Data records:
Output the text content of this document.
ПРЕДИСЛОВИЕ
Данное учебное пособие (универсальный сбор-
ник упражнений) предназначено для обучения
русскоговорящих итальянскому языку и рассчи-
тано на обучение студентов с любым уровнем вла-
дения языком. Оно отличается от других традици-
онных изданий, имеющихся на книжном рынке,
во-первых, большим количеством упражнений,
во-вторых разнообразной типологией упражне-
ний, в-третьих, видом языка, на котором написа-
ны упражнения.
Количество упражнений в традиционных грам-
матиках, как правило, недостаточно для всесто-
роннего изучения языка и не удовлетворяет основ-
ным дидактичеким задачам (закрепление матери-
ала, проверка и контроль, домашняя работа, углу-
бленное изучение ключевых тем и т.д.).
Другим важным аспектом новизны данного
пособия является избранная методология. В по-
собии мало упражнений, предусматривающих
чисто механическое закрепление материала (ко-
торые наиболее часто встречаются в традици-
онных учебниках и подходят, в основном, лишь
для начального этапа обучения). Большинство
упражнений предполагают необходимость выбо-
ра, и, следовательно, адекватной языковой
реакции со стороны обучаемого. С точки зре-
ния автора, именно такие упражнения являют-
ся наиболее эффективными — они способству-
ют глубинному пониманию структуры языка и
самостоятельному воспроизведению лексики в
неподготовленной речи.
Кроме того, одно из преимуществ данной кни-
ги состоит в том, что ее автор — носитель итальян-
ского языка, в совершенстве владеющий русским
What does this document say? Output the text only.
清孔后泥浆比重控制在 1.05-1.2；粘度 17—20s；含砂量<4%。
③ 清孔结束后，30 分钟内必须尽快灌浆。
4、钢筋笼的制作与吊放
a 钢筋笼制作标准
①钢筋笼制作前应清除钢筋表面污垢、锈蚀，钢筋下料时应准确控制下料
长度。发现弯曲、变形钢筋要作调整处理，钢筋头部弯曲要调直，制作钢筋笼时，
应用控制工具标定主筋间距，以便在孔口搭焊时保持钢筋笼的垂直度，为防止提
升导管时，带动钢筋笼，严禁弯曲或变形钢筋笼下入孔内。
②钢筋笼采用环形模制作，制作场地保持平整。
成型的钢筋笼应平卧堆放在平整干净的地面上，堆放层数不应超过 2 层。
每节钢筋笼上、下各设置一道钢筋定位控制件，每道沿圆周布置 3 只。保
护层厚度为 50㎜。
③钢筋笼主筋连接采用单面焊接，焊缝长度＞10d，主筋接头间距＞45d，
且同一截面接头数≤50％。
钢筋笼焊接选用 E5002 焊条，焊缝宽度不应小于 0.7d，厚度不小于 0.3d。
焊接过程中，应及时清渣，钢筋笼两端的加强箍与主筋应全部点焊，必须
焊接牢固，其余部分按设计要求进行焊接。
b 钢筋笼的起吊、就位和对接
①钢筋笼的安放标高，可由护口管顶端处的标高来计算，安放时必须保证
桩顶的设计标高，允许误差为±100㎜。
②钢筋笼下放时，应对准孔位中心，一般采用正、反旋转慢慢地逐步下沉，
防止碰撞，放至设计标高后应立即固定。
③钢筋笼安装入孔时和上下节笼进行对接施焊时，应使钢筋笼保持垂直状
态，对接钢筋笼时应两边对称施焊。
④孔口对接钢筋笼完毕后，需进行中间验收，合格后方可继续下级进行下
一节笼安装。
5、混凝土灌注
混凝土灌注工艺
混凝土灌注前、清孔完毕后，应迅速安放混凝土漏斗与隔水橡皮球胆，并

→ Your objective
Only lines that contain the word "языка" are wanted; copy each of them.

→ Exercise answer
ний, в-третьих, видом языка, на котором написа-
роннего изучения языка и не удовлетворяет основ-
ют глубинному пониманию структуры языка и
ского языка, в совершенстве владеющий русским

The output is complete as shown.